_To do_
Determine the number of lines containing the word "others", and state that figure alone.

_Provided records_
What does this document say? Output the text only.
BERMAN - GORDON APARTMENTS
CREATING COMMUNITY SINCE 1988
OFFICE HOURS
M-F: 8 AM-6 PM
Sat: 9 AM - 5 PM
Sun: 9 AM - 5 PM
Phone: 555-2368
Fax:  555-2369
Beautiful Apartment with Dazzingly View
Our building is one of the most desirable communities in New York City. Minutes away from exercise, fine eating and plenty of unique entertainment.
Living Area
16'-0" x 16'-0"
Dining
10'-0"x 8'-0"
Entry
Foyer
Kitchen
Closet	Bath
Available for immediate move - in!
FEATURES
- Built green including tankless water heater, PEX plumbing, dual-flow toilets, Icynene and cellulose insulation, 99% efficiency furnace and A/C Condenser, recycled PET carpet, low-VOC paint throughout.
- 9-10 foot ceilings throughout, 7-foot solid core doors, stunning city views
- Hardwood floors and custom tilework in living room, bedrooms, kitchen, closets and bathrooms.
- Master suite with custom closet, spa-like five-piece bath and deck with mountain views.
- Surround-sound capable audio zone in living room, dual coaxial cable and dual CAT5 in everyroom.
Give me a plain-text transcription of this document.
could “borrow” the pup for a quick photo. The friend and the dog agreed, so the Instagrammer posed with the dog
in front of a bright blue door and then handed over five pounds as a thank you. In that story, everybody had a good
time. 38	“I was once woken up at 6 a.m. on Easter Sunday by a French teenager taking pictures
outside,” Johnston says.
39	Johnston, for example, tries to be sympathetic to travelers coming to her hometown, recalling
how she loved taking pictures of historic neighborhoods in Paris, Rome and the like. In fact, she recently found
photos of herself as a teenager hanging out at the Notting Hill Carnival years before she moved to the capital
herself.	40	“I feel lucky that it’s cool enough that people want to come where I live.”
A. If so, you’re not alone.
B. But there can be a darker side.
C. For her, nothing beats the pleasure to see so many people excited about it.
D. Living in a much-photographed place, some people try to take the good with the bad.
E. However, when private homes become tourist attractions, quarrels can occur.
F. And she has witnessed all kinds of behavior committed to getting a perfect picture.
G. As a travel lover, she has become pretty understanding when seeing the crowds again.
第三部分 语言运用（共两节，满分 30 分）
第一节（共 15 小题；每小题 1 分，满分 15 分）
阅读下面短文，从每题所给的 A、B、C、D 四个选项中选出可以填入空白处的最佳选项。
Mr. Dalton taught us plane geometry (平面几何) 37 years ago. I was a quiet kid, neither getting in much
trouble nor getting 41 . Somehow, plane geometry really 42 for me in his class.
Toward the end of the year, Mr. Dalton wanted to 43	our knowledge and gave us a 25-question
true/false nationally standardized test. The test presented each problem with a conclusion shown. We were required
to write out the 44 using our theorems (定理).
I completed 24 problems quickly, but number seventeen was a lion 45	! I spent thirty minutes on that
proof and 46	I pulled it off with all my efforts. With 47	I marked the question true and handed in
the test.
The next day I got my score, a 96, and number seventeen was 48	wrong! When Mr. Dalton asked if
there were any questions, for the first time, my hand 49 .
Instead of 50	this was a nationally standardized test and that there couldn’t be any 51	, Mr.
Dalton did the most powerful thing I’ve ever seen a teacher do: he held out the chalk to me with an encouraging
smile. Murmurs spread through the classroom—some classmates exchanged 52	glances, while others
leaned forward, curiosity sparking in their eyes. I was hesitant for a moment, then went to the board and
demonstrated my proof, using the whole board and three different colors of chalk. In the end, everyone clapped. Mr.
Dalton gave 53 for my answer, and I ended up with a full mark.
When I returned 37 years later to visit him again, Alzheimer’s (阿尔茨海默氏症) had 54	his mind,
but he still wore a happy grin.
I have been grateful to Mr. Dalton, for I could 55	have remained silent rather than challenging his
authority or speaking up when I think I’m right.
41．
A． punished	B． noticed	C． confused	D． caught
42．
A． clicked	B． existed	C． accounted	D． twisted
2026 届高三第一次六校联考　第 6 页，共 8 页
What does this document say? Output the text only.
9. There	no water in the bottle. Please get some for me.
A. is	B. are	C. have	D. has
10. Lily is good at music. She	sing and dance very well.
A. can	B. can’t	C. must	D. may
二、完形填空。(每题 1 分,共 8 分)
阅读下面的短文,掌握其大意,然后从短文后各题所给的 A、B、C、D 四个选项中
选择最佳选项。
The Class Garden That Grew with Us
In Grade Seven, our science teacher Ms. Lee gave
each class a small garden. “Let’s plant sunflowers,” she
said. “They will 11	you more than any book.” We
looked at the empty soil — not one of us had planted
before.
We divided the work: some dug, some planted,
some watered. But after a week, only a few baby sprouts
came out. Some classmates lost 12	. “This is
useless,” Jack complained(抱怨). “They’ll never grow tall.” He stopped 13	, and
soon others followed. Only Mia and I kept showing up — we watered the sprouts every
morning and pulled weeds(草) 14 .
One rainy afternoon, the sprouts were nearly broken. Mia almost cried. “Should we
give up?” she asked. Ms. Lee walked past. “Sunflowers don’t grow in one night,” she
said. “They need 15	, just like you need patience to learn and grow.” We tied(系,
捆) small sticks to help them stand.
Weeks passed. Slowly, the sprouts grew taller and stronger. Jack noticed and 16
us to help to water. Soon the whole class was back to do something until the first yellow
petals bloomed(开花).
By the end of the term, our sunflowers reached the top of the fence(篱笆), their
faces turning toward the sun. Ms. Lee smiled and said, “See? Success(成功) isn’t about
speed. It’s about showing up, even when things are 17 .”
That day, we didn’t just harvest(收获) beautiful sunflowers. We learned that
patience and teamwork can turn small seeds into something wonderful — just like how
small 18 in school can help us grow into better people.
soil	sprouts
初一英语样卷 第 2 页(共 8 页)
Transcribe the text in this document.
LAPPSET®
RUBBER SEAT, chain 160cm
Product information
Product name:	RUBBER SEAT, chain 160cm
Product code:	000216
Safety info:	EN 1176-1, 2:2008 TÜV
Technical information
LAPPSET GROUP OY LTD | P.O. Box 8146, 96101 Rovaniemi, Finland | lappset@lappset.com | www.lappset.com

_Output for this task_
2